Given request: Rewrite all the records below with "task-bar-pending" in place of every "task-bar-remaining", leaving everything else unchanged and omitting the pictures.

Stored rows:
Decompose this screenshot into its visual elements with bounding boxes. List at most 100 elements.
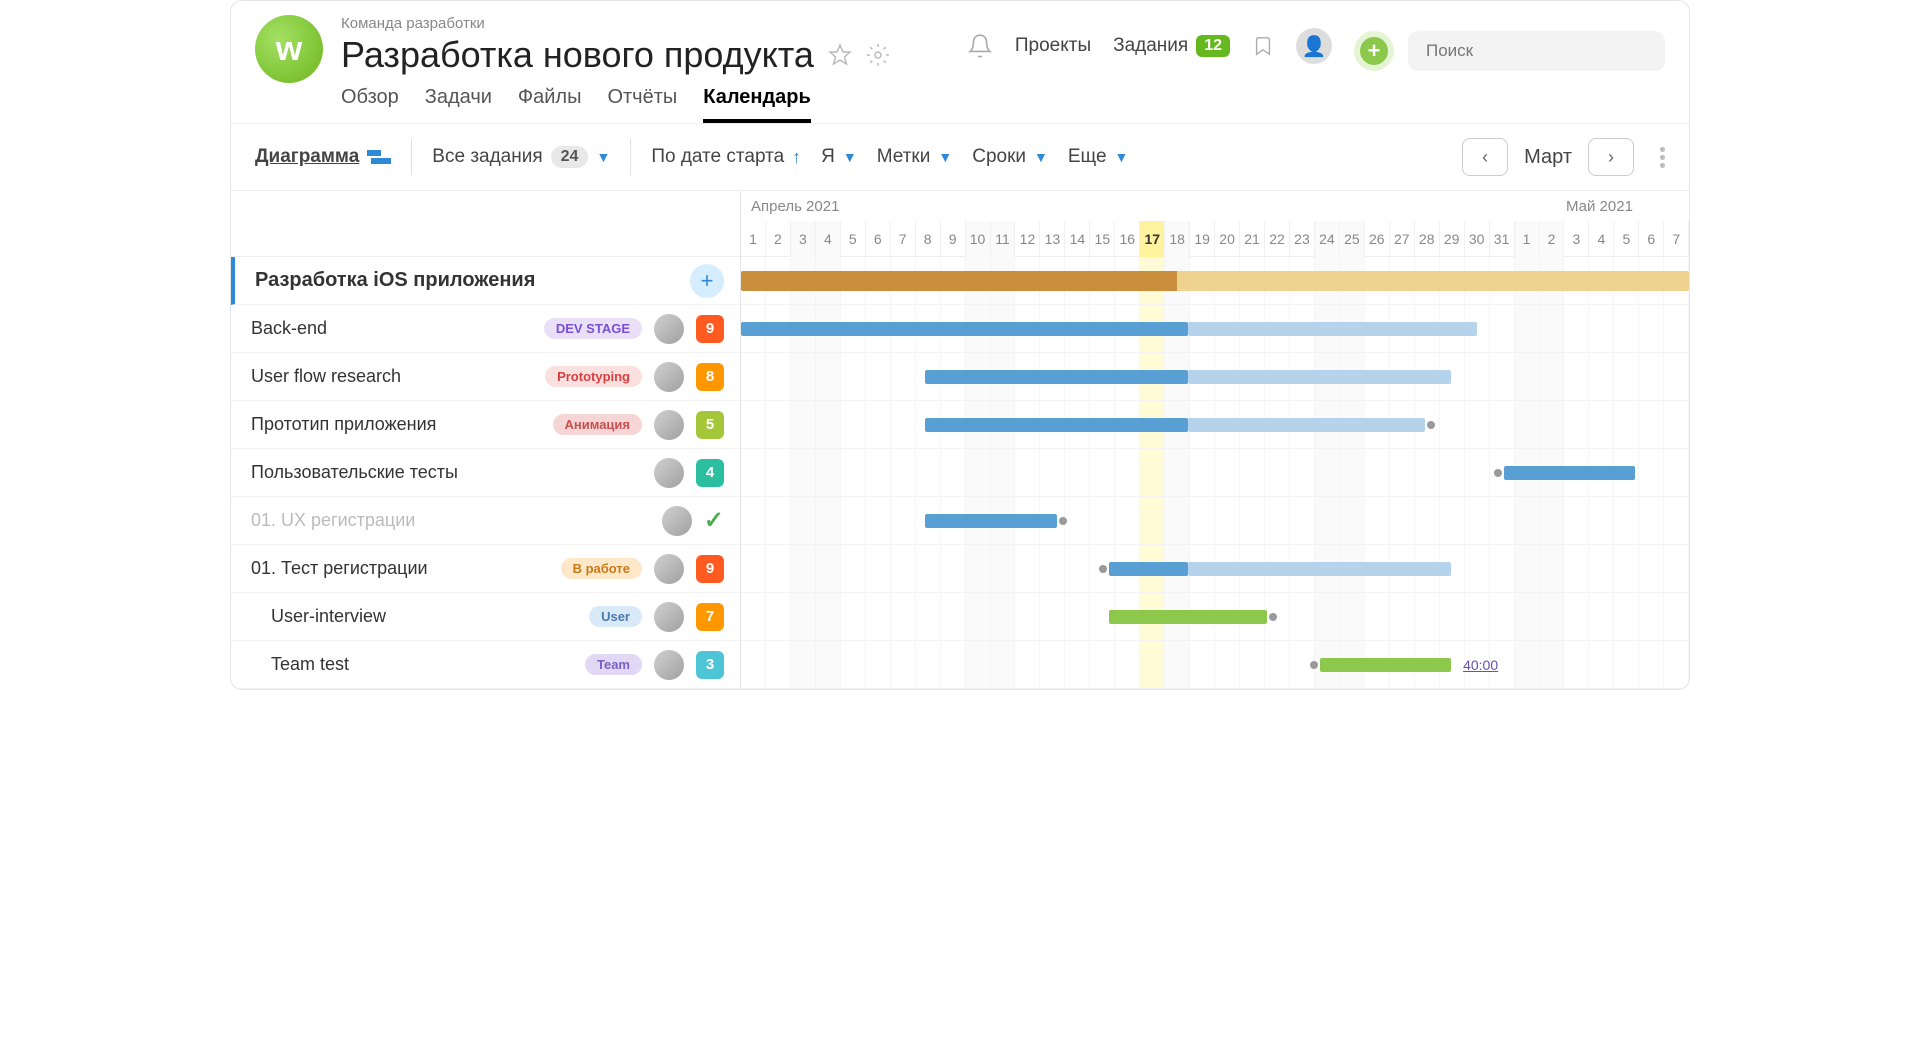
day-cell[interactable]: 3: [791, 221, 816, 257]
day-cell[interactable]: 6: [1639, 221, 1664, 257]
task-bar-remaining[interactable]: [1188, 370, 1451, 384]
day-cell[interactable]: 9: [941, 221, 966, 257]
day-cell[interactable]: 12: [1015, 221, 1040, 257]
day-cell[interactable]: 22: [1265, 221, 1290, 257]
sort-by-start[interactable]: По дате старта ↑: [651, 146, 801, 168]
task-tag[interactable]: Prototyping: [545, 366, 642, 387]
task-tag[interactable]: User: [589, 606, 642, 627]
task-bar-done[interactable]: [741, 322, 1188, 336]
day-cell[interactable]: 21: [1240, 221, 1265, 257]
day-cell[interactable]: 31: [1490, 221, 1515, 257]
priority-badge[interactable]: 9: [696, 315, 724, 343]
task-tag[interactable]: В работе: [561, 558, 642, 579]
day-cell[interactable]: 1: [1515, 221, 1540, 257]
task-bar-remaining[interactable]: [1188, 322, 1477, 336]
task-bar-done[interactable]: [925, 370, 1188, 384]
assignee-avatar[interactable]: [654, 650, 684, 680]
day-cell[interactable]: 27: [1390, 221, 1415, 257]
assignee-avatar[interactable]: [654, 362, 684, 392]
day-cell[interactable]: 23: [1290, 221, 1315, 257]
day-cell[interactable]: 13: [1040, 221, 1065, 257]
tab-Обзор[interactable]: Обзор: [341, 86, 399, 123]
day-cell[interactable]: 7: [1664, 221, 1689, 257]
task-row[interactable]: User-interviewUser7: [231, 593, 740, 641]
filter-deadlines[interactable]: Сроки ▼: [972, 146, 1048, 168]
next-month-button[interactable]: ›: [1588, 138, 1634, 176]
day-cell[interactable]: 6: [866, 221, 891, 257]
breadcrumb[interactable]: Команда разработки: [341, 15, 949, 32]
bell-icon[interactable]: [967, 33, 993, 59]
day-cell[interactable]: 30: [1465, 221, 1490, 257]
day-cell[interactable]: 24: [1315, 221, 1340, 257]
task-row[interactable]: Back-endDEV STAGE9: [231, 305, 740, 353]
task-bar-remaining[interactable]: [1188, 418, 1425, 432]
day-cell[interactable]: 19: [1190, 221, 1215, 257]
task-bar-done[interactable]: [925, 418, 1188, 432]
assignee-avatar[interactable]: [662, 506, 692, 536]
task-tag[interactable]: DEV STAGE: [544, 318, 642, 339]
day-cell[interactable]: 14: [1065, 221, 1090, 257]
view-diagram[interactable]: Диаграмма: [255, 146, 391, 168]
day-cell[interactable]: 18: [1165, 221, 1190, 257]
day-cell[interactable]: 20: [1215, 221, 1240, 257]
filter-me[interactable]: Я ▼: [821, 146, 857, 168]
day-cell[interactable]: 11: [991, 221, 1016, 257]
nav-projects[interactable]: Проекты: [1015, 35, 1091, 57]
day-cell[interactable]: 16: [1115, 221, 1140, 257]
assignee-avatar[interactable]: [654, 458, 684, 488]
task-bar-done[interactable]: [1109, 562, 1188, 576]
day-cell[interactable]: 17: [1140, 221, 1165, 257]
task-row[interactable]: 01. Тест регистрацииВ работе9: [231, 545, 740, 593]
task-row[interactable]: Прототип приложенияАнимация5: [231, 401, 740, 449]
task-row[interactable]: Пользовательские тесты4: [231, 449, 740, 497]
day-cell[interactable]: 2: [766, 221, 791, 257]
task-bar-done[interactable]: [1504, 466, 1636, 480]
day-cell[interactable]: 25: [1340, 221, 1365, 257]
star-icon[interactable]: [828, 43, 852, 67]
day-cell[interactable]: 2: [1540, 221, 1565, 257]
nav-tasks-wrap[interactable]: Задания 12: [1113, 35, 1230, 57]
priority-badge[interactable]: 8: [696, 363, 724, 391]
task-tag[interactable]: Анимация: [553, 414, 642, 435]
day-cell[interactable]: 26: [1365, 221, 1390, 257]
day-cell[interactable]: 7: [891, 221, 916, 257]
tab-Календарь[interactable]: Календарь: [703, 86, 811, 123]
day-cell[interactable]: 4: [816, 221, 841, 257]
assignee-avatar[interactable]: [654, 314, 684, 344]
task-bar[interactable]: [1320, 658, 1452, 672]
tab-Задачи[interactable]: Задачи: [425, 86, 492, 123]
priority-badge[interactable]: 7: [696, 603, 724, 631]
priority-badge[interactable]: 4: [696, 459, 724, 487]
add-button[interactable]: +: [1354, 31, 1394, 71]
add-task-button[interactable]: +: [690, 264, 724, 298]
day-cell[interactable]: 3: [1564, 221, 1589, 257]
day-cell[interactable]: 4: [1589, 221, 1614, 257]
assignee-avatar[interactable]: [654, 554, 684, 584]
task-row[interactable]: Team testTeam3: [231, 641, 740, 689]
day-cell[interactable]: 8: [916, 221, 941, 257]
tab-Отчёты[interactable]: Отчёты: [607, 86, 677, 123]
user-avatar[interactable]: 👤: [1296, 28, 1332, 64]
filter-more[interactable]: Еще ▼: [1068, 146, 1129, 168]
day-cell[interactable]: 28: [1415, 221, 1440, 257]
search-input[interactable]: [1408, 31, 1665, 71]
project-logo[interactable]: w: [255, 15, 323, 83]
day-cell[interactable]: 10: [966, 221, 991, 257]
task-row[interactable]: User flow researchPrototyping8: [231, 353, 740, 401]
filter-all-tasks[interactable]: Все задания 24 ▼: [432, 146, 610, 168]
tab-Файлы[interactable]: Файлы: [518, 86, 582, 123]
priority-badge[interactable]: 3: [696, 651, 724, 679]
assignee-avatar[interactable]: [654, 410, 684, 440]
filter-labels[interactable]: Метки ▼: [877, 146, 952, 168]
group-progress-bar[interactable]: [741, 271, 1689, 291]
day-cell[interactable]: 5: [841, 221, 866, 257]
gear-icon[interactable]: [866, 43, 890, 67]
task-row[interactable]: 01. UX регистрации✓: [231, 497, 740, 545]
task-group-row[interactable]: Разработка iOS приложения +: [231, 257, 740, 305]
task-bar-remaining[interactable]: [1188, 562, 1451, 576]
priority-badge[interactable]: 5: [696, 411, 724, 439]
day-cell[interactable]: 5: [1614, 221, 1639, 257]
assignee-avatar[interactable]: [654, 602, 684, 632]
day-cell[interactable]: 29: [1440, 221, 1465, 257]
task-bar-done[interactable]: [925, 514, 1057, 528]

Result of the exercise:
Decompose this screenshot into its visual elements with bounding boxes. List at most 100 elements.
day-cell[interactable]: 3: [791, 221, 816, 257]
day-cell[interactable]: 6: [1639, 221, 1664, 257]
task-bar-pending[interactable]: [1188, 370, 1451, 384]
day-cell[interactable]: 9: [941, 221, 966, 257]
day-cell[interactable]: 12: [1015, 221, 1040, 257]
day-cell[interactable]: 22: [1265, 221, 1290, 257]
sort-by-start[interactable]: По дате старта ↑: [651, 146, 801, 168]
task-tag[interactable]: Prototyping: [545, 366, 642, 387]
task-tag[interactable]: User: [589, 606, 642, 627]
task-bar-done[interactable]: [741, 322, 1188, 336]
day-cell[interactable]: 21: [1240, 221, 1265, 257]
day-cell[interactable]: 31: [1490, 221, 1515, 257]
priority-badge[interactable]: 9: [696, 315, 724, 343]
task-tag[interactable]: В работе: [561, 558, 642, 579]
day-cell[interactable]: 1: [1515, 221, 1540, 257]
task-bar-pending[interactable]: [1188, 322, 1477, 336]
task-bar-done[interactable]: [925, 370, 1188, 384]
assignee-avatar[interactable]: [654, 650, 684, 680]
day-cell[interactable]: 27: [1390, 221, 1415, 257]
assignee-avatar[interactable]: [654, 362, 684, 392]
day-cell[interactable]: 23: [1290, 221, 1315, 257]
day-cell[interactable]: 13: [1040, 221, 1065, 257]
tab-Обзор[interactable]: Обзор: [341, 86, 399, 123]
day-cell[interactable]: 7: [1664, 221, 1689, 257]
task-row[interactable]: User-interviewUser7: [231, 593, 740, 641]
filter-deadlines[interactable]: Сроки ▼: [972, 146, 1048, 168]
next-month-button[interactable]: ›: [1588, 138, 1634, 176]
day-cell[interactable]: 6: [866, 221, 891, 257]
breadcrumb[interactable]: Команда разработки: [341, 15, 949, 32]
bell-icon[interactable]: [967, 33, 993, 59]
day-cell[interactable]: 30: [1465, 221, 1490, 257]
day-cell[interactable]: 24: [1315, 221, 1340, 257]
task-row[interactable]: Back-endDEV STAGE9: [231, 305, 740, 353]
task-bar-pending[interactable]: [1188, 418, 1425, 432]
day-cell[interactable]: 19: [1190, 221, 1215, 257]
task-bar-done[interactable]: [925, 418, 1188, 432]
assignee-avatar[interactable]: [662, 506, 692, 536]
task-tag[interactable]: DEV STAGE: [544, 318, 642, 339]
day-cell[interactable]: 14: [1065, 221, 1090, 257]
view-diagram[interactable]: Диаграмма: [255, 146, 391, 168]
day-cell[interactable]: 18: [1165, 221, 1190, 257]
day-cell[interactable]: 20: [1215, 221, 1240, 257]
filter-me[interactable]: Я ▼: [821, 146, 857, 168]
day-cell[interactable]: 11: [991, 221, 1016, 257]
nav-projects[interactable]: Проекты: [1015, 35, 1091, 57]
day-cell[interactable]: 16: [1115, 221, 1140, 257]
assignee-avatar[interactable]: [654, 458, 684, 488]
task-bar-done[interactable]: [1109, 562, 1188, 576]
day-cell[interactable]: 17: [1140, 221, 1165, 257]
task-row[interactable]: 01. Тест регистрацииВ работе9: [231, 545, 740, 593]
task-row[interactable]: Прототип приложенияАнимация5: [231, 401, 740, 449]
task-row[interactable]: Пользовательские тесты4: [231, 449, 740, 497]
day-cell[interactable]: 2: [766, 221, 791, 257]
task-bar-done[interactable]: [1504, 466, 1636, 480]
day-cell[interactable]: 25: [1340, 221, 1365, 257]
star-icon[interactable]: [828, 43, 852, 67]
day-cell[interactable]: 2: [1540, 221, 1565, 257]
nav-tasks-wrap[interactable]: Задания 12: [1113, 35, 1230, 57]
priority-badge[interactable]: 8: [696, 363, 724, 391]
task-tag[interactable]: Анимация: [553, 414, 642, 435]
day-cell[interactable]: 26: [1365, 221, 1390, 257]
day-cell[interactable]: 7: [891, 221, 916, 257]
tab-Календарь[interactable]: Календарь: [703, 86, 811, 123]
day-cell[interactable]: 4: [816, 221, 841, 257]
assignee-avatar[interactable]: [654, 314, 684, 344]
task-bar[interactable]: [1320, 658, 1452, 672]
tab-Задачи[interactable]: Задачи: [425, 86, 492, 123]
priority-badge[interactable]: 7: [696, 603, 724, 631]
priority-badge[interactable]: 4: [696, 459, 724, 487]
add-button[interactable]: +: [1354, 31, 1394, 71]
add-task-button[interactable]: +: [690, 264, 724, 298]
day-cell[interactable]: 3: [1564, 221, 1589, 257]
day-cell[interactable]: 4: [1589, 221, 1614, 257]
assignee-avatar[interactable]: [654, 554, 684, 584]
task-row[interactable]: Team testTeam3: [231, 641, 740, 689]
day-cell[interactable]: 8: [916, 221, 941, 257]
tab-Отчёты[interactable]: Отчёты: [607, 86, 677, 123]
user-avatar[interactable]: 👤: [1296, 28, 1332, 64]
filter-more[interactable]: Еще ▼: [1068, 146, 1129, 168]
day-cell[interactable]: 28: [1415, 221, 1440, 257]
search-input[interactable]: [1408, 31, 1665, 71]
project-logo[interactable]: w: [255, 15, 323, 83]
day-cell[interactable]: 10: [966, 221, 991, 257]
task-row[interactable]: User flow researchPrototyping8: [231, 353, 740, 401]
filter-all-tasks[interactable]: Все задания 24 ▼: [432, 146, 610, 168]
tab-Файлы[interactable]: Файлы: [518, 86, 582, 123]
priority-badge[interactable]: 3: [696, 651, 724, 679]
assignee-avatar[interactable]: [654, 410, 684, 440]
filter-labels[interactable]: Метки ▼: [877, 146, 952, 168]
group-progress-bar[interactable]: [741, 271, 1689, 291]
day-cell[interactable]: 5: [841, 221, 866, 257]
gear-icon[interactable]: [866, 43, 890, 67]
task-row[interactable]: 01. UX регистрации✓: [231, 497, 740, 545]
task-group-row[interactable]: Разработка iOS приложения +: [231, 257, 740, 305]
task-bar-pending[interactable]: [1188, 562, 1451, 576]
priority-badge[interactable]: 5: [696, 411, 724, 439]
day-cell[interactable]: 5: [1614, 221, 1639, 257]
assignee-avatar[interactable]: [654, 602, 684, 632]
day-cell[interactable]: 29: [1440, 221, 1465, 257]
task-bar-done[interactable]: [925, 514, 1057, 528]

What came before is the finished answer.